Copy each line that has the string "FRANCAIS" somewhere in it.

• **Stored data**
Start

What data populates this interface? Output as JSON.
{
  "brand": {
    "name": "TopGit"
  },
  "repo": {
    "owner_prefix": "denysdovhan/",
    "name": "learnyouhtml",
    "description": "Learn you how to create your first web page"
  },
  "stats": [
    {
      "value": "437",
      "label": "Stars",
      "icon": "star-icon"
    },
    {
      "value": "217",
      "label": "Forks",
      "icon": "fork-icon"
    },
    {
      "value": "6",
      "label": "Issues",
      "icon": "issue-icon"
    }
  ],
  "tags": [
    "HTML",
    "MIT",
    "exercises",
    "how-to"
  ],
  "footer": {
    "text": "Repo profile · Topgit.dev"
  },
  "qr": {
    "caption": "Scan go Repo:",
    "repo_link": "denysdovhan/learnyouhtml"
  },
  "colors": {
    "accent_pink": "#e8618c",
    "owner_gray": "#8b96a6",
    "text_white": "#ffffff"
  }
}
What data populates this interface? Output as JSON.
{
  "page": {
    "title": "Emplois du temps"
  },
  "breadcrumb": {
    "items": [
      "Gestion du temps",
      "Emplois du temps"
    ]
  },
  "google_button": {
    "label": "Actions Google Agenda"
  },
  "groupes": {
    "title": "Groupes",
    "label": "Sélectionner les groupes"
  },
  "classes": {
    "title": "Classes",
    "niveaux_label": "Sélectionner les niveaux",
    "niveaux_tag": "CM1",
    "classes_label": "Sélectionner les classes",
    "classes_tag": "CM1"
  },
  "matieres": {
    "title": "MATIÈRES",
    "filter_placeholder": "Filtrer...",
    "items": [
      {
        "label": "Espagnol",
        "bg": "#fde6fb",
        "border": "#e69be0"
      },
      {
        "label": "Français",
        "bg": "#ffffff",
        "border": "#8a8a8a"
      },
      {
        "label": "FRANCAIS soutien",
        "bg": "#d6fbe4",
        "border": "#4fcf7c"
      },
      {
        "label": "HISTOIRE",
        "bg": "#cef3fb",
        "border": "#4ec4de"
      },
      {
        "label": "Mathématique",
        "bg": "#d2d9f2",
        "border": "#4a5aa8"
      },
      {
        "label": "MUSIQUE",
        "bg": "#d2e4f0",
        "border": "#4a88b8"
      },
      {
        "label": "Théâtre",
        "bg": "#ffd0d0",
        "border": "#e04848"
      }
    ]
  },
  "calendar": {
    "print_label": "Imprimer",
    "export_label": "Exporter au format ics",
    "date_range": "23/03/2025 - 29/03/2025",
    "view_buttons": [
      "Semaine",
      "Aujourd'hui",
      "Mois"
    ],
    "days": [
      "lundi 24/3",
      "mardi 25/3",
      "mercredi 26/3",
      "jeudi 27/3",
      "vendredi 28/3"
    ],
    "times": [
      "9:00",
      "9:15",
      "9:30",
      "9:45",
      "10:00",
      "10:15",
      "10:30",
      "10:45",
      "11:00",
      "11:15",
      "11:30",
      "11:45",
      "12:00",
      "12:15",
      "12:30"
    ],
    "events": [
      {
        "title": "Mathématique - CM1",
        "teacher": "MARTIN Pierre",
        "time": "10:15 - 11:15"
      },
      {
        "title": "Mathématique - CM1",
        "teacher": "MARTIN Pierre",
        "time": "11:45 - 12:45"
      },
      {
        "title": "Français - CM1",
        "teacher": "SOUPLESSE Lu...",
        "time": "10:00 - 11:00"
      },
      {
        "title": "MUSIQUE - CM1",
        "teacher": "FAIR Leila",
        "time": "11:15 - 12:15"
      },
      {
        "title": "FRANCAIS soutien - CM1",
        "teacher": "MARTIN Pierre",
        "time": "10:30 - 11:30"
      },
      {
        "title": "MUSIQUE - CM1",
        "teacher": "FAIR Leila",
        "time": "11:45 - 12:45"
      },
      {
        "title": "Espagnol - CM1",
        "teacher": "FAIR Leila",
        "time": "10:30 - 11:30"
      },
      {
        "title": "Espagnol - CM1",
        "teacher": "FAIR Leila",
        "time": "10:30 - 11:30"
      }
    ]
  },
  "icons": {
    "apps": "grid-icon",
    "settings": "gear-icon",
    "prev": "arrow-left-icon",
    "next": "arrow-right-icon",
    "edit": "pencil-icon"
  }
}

End

• **Solution to this problem**
        "label": "FRANCAIS soutien",
        "title": "FRANCAIS soutien - CM1",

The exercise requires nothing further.